> **INPUT MATERIAL**
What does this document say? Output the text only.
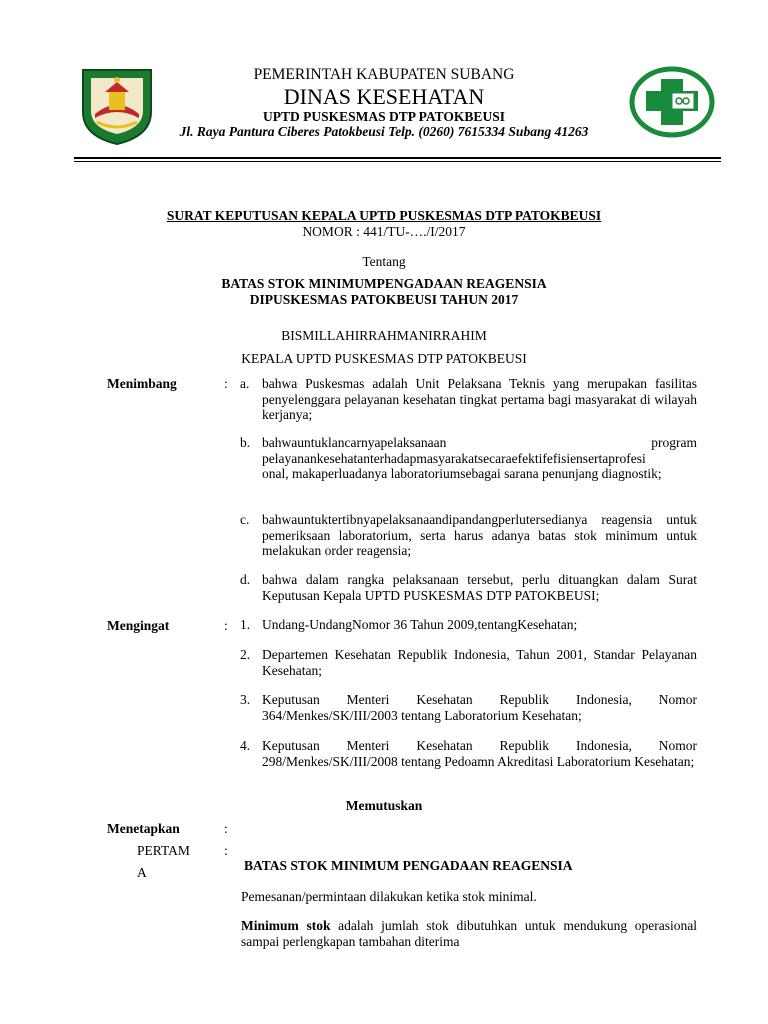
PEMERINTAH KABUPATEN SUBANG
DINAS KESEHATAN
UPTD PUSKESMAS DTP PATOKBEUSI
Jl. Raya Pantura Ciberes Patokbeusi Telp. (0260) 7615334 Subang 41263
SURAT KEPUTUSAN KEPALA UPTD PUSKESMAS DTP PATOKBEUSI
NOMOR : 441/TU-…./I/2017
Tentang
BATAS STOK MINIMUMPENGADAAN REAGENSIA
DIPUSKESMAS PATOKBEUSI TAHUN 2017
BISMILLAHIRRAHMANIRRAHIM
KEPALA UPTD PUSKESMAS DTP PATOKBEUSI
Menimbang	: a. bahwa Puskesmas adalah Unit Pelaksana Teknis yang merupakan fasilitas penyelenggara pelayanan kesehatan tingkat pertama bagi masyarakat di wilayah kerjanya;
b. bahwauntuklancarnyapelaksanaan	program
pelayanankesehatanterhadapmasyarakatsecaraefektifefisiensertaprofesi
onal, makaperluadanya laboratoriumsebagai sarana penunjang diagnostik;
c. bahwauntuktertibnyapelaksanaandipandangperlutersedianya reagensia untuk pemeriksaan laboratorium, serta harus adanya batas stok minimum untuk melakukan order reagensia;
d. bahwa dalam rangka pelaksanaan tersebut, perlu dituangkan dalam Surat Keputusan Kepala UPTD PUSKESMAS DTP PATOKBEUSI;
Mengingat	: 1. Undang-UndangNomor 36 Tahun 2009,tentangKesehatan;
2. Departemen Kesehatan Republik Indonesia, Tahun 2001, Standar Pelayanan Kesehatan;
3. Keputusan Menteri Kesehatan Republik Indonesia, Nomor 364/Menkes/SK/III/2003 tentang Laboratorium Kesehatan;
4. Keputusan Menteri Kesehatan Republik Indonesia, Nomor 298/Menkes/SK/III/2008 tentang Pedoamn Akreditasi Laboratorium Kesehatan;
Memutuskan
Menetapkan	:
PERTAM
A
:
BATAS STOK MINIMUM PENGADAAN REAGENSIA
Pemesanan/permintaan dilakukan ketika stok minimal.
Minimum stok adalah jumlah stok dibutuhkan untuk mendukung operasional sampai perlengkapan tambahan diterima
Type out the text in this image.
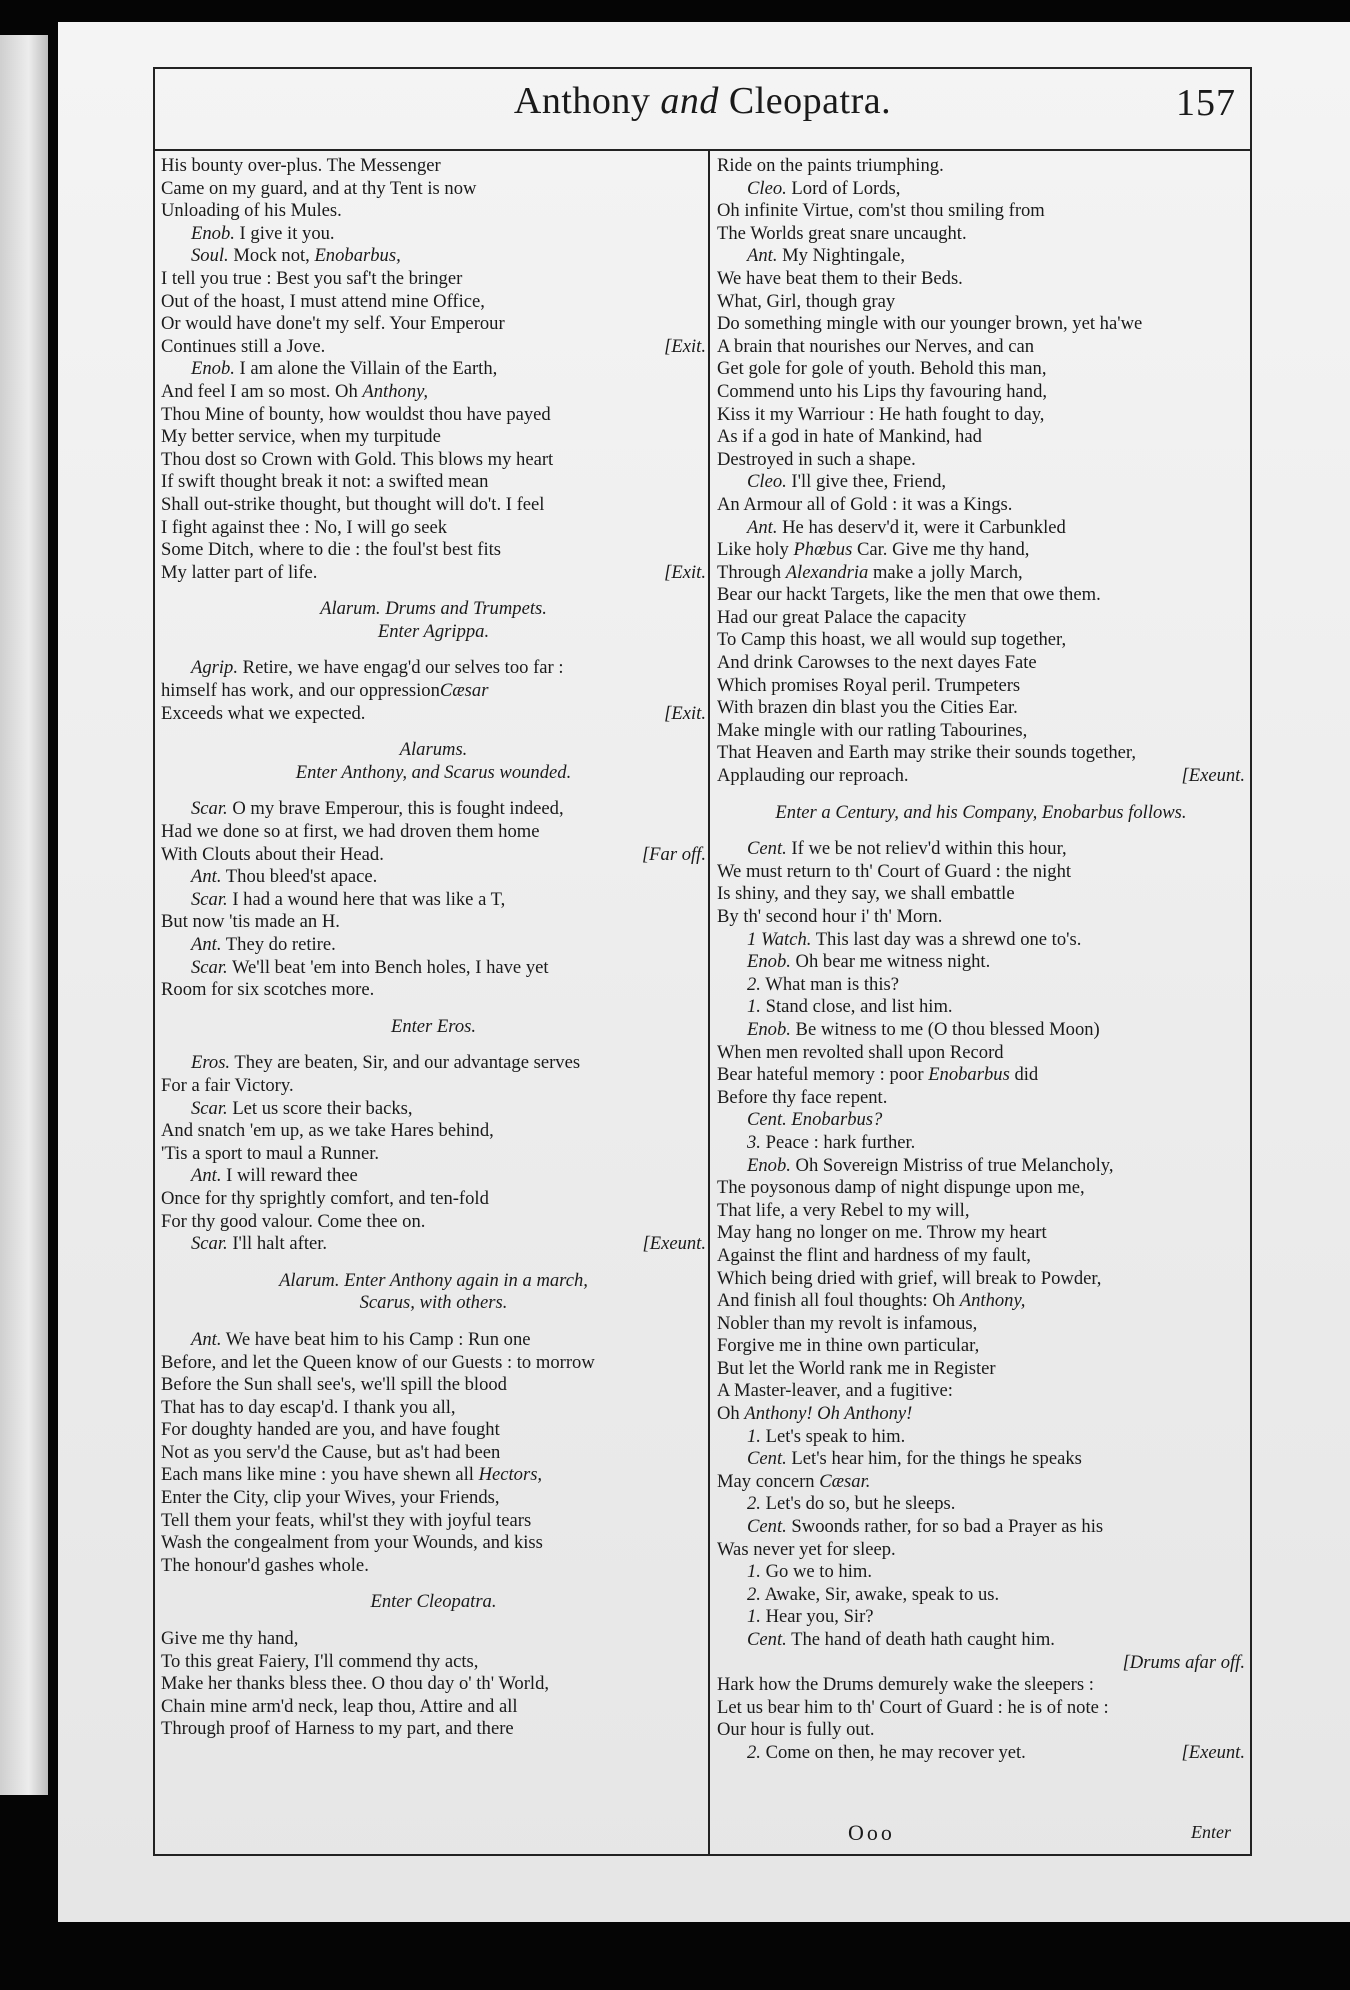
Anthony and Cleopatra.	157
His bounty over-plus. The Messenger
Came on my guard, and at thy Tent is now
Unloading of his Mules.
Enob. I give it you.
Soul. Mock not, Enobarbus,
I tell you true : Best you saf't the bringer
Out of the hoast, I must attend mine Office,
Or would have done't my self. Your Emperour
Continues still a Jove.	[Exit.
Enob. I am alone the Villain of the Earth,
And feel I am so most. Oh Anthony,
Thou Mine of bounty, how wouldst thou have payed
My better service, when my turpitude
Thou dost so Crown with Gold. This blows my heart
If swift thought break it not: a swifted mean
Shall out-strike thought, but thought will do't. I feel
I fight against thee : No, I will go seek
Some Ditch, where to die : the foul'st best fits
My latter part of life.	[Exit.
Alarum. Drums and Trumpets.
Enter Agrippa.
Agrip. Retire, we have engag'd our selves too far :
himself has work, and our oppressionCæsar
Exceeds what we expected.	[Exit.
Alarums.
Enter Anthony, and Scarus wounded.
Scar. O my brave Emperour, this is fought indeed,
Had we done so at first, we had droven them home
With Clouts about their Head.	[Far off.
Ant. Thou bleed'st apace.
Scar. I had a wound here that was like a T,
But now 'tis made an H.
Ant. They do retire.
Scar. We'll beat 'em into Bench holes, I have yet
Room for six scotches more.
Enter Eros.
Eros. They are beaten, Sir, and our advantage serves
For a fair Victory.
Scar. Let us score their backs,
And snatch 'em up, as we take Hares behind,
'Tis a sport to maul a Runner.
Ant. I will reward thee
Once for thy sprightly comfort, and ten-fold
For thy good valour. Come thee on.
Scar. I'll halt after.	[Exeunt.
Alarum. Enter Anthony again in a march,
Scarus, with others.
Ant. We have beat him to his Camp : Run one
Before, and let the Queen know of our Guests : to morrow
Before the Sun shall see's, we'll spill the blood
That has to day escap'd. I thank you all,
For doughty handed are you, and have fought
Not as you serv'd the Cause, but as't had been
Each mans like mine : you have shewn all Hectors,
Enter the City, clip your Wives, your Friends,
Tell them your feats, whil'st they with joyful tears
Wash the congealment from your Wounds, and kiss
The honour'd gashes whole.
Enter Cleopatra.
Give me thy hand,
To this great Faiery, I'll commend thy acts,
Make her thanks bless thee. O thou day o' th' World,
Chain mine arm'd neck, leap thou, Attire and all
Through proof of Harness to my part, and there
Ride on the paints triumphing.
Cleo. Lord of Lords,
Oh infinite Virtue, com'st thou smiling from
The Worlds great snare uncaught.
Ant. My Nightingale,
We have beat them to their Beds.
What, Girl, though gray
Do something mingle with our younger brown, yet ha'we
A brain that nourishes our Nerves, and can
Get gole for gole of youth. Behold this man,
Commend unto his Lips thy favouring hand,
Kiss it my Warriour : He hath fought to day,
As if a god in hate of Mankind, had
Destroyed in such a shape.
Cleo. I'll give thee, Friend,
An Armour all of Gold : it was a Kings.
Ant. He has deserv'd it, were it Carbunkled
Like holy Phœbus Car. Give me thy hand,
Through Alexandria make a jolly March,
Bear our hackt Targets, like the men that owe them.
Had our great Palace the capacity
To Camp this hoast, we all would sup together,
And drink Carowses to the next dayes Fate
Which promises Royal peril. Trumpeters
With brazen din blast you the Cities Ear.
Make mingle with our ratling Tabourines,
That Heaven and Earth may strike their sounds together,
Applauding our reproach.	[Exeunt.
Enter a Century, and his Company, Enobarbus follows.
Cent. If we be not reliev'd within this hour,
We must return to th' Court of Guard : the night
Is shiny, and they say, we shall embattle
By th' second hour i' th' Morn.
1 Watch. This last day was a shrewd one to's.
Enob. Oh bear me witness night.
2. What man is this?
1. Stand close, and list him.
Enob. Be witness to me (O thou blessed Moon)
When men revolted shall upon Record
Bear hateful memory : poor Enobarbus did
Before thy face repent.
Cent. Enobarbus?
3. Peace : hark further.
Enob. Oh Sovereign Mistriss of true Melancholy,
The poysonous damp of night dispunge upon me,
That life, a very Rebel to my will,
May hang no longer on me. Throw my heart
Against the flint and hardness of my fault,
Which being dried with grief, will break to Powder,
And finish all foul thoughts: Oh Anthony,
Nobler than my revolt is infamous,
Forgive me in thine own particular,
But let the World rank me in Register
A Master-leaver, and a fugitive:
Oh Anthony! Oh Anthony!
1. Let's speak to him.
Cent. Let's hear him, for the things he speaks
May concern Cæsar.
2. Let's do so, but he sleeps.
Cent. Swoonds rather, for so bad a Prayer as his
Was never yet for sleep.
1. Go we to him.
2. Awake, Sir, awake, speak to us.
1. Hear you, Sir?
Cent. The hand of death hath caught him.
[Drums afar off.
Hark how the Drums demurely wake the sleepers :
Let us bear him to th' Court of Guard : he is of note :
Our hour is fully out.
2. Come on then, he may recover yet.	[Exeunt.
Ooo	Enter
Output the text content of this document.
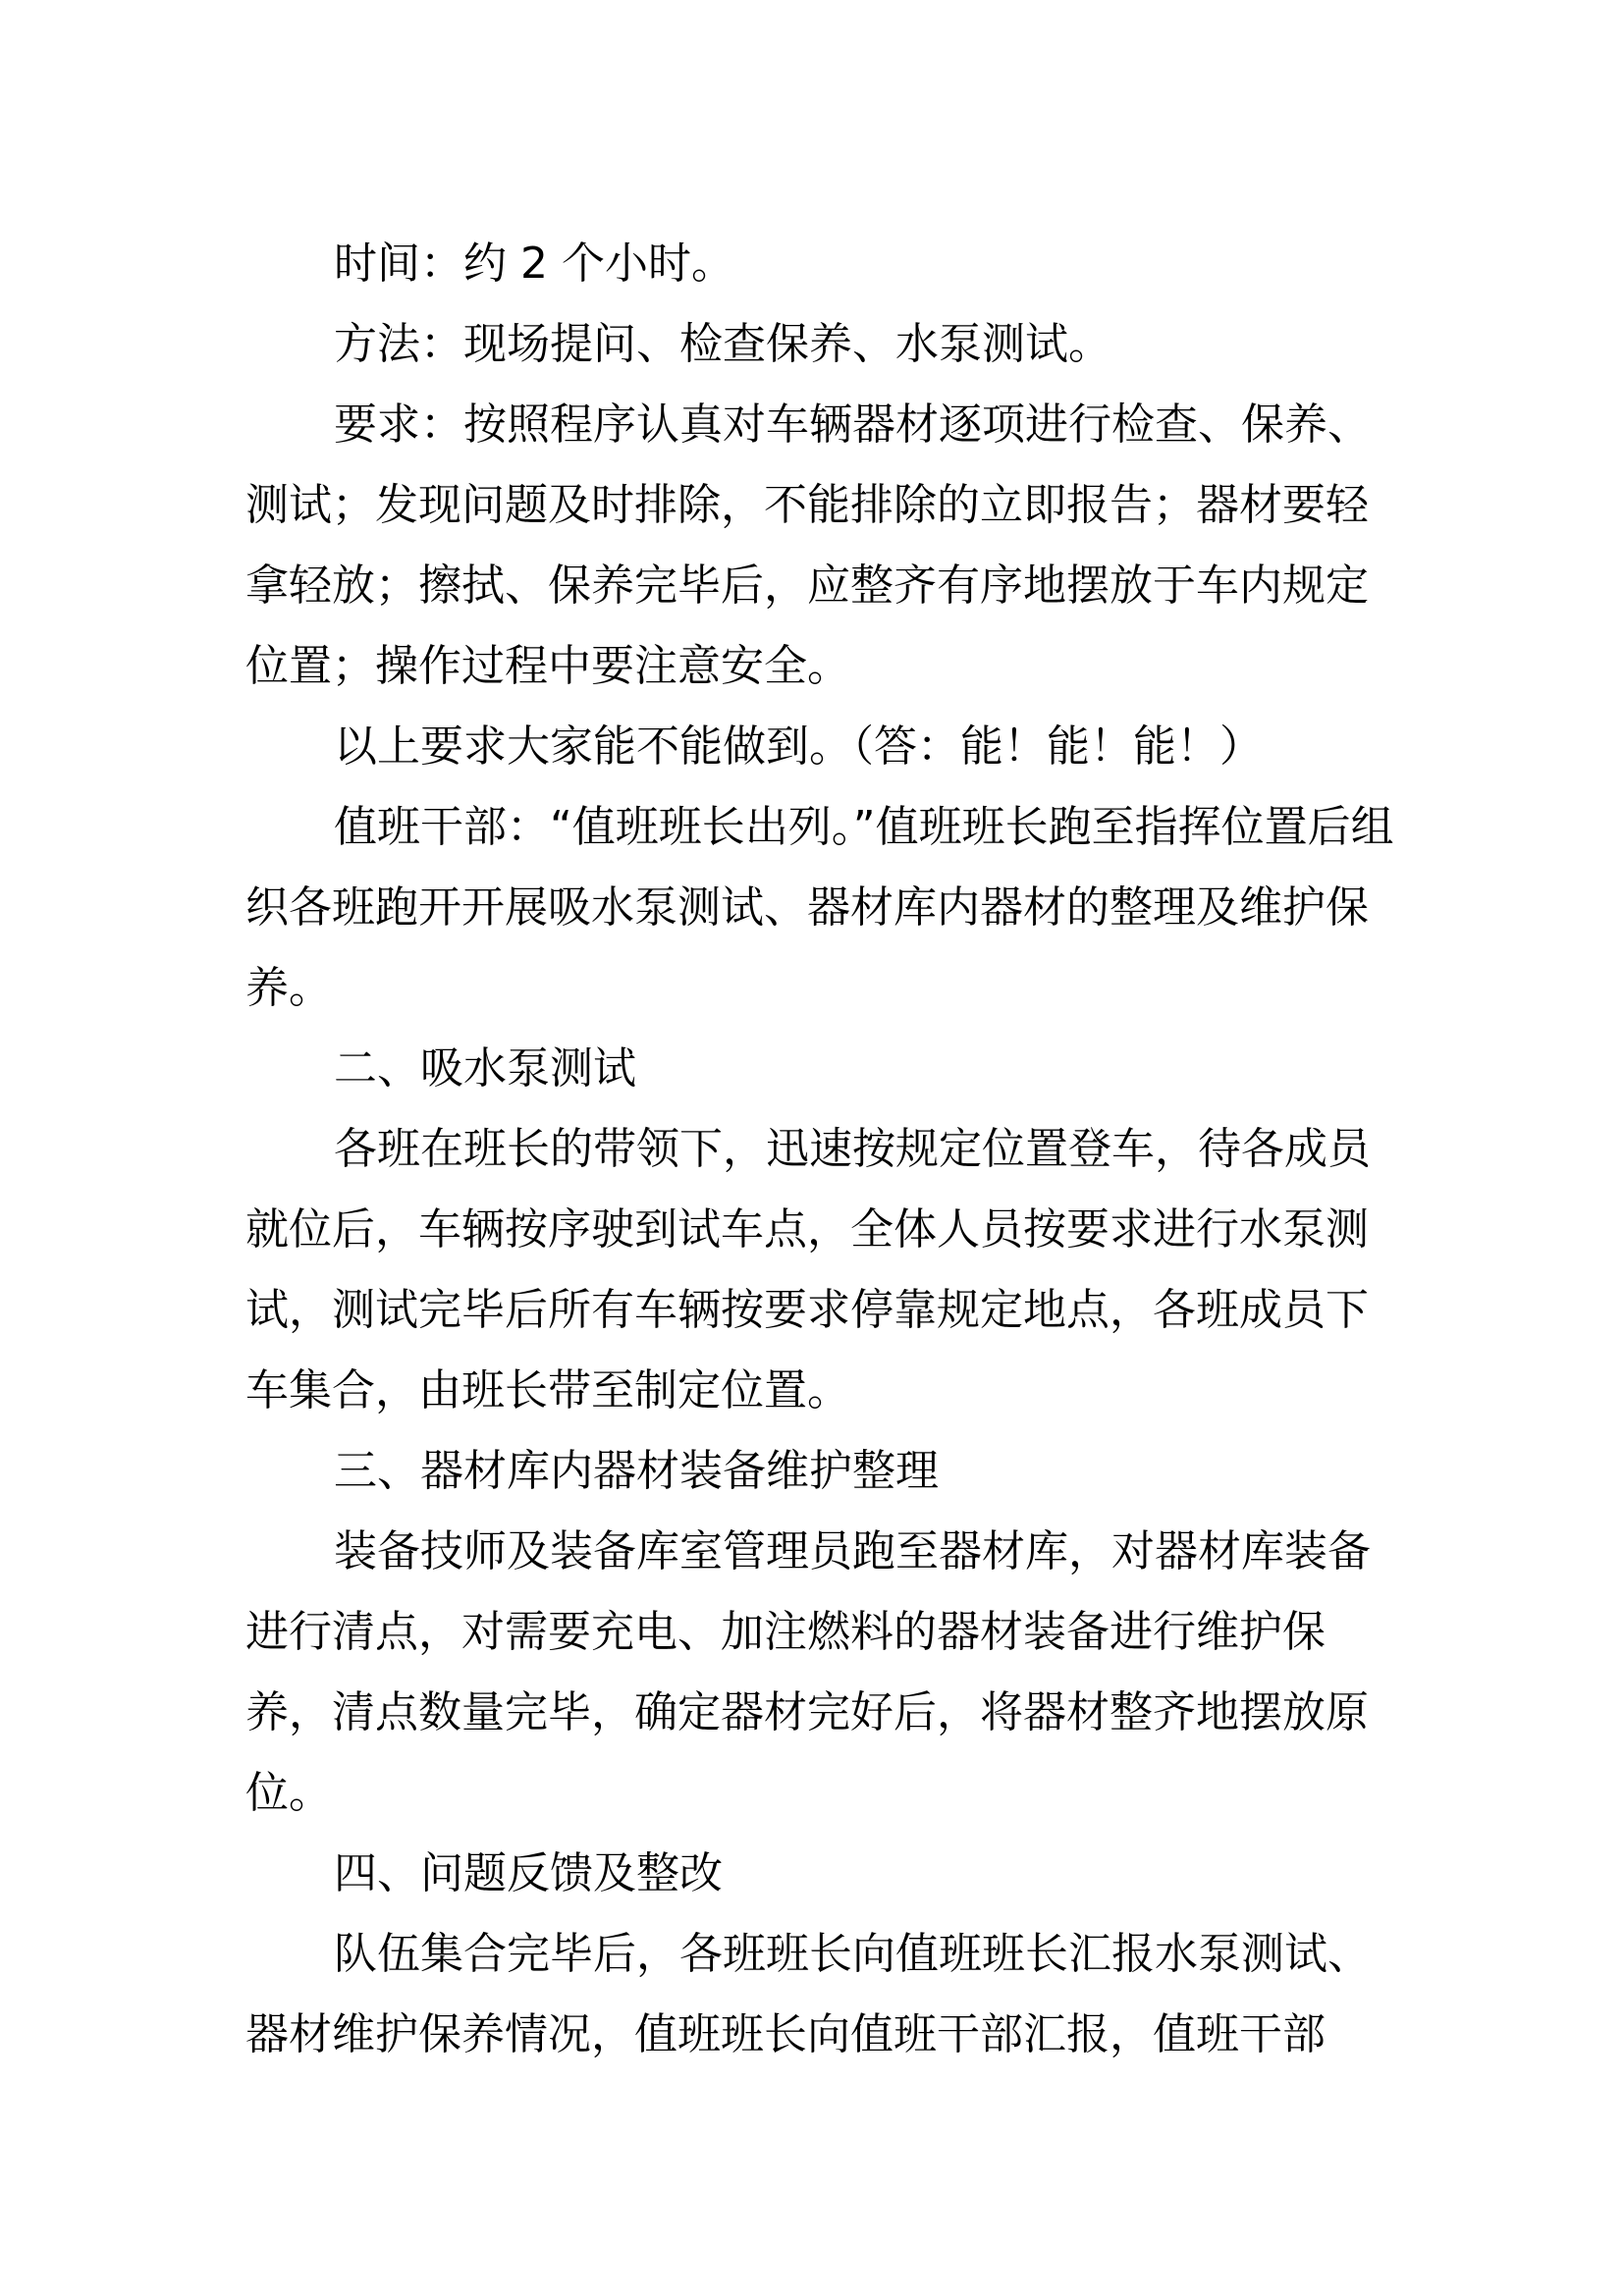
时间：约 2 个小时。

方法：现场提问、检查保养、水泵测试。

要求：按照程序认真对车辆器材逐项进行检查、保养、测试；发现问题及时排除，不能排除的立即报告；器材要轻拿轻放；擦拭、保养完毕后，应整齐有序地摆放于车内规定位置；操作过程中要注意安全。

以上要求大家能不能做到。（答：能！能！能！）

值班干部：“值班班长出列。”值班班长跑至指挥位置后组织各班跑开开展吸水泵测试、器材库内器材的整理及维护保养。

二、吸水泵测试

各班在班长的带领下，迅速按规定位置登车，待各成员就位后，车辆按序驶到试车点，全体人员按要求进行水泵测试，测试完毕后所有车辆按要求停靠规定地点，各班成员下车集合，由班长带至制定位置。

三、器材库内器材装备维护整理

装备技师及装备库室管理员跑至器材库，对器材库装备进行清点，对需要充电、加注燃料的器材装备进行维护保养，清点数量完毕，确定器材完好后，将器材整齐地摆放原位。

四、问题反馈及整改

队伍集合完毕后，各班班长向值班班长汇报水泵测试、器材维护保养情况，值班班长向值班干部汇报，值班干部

> **TASK**
Only lines with "will" are wanted here; list each of them.

> **SOLUTION FOR THIS TASK**
Shall out-strike thought, but thought will do't. I feel
I fight against thee : No, I will go seek
Ant. I will reward thee
That life, a very Rebel to my will,
Which being dried with grief, will break to Powder,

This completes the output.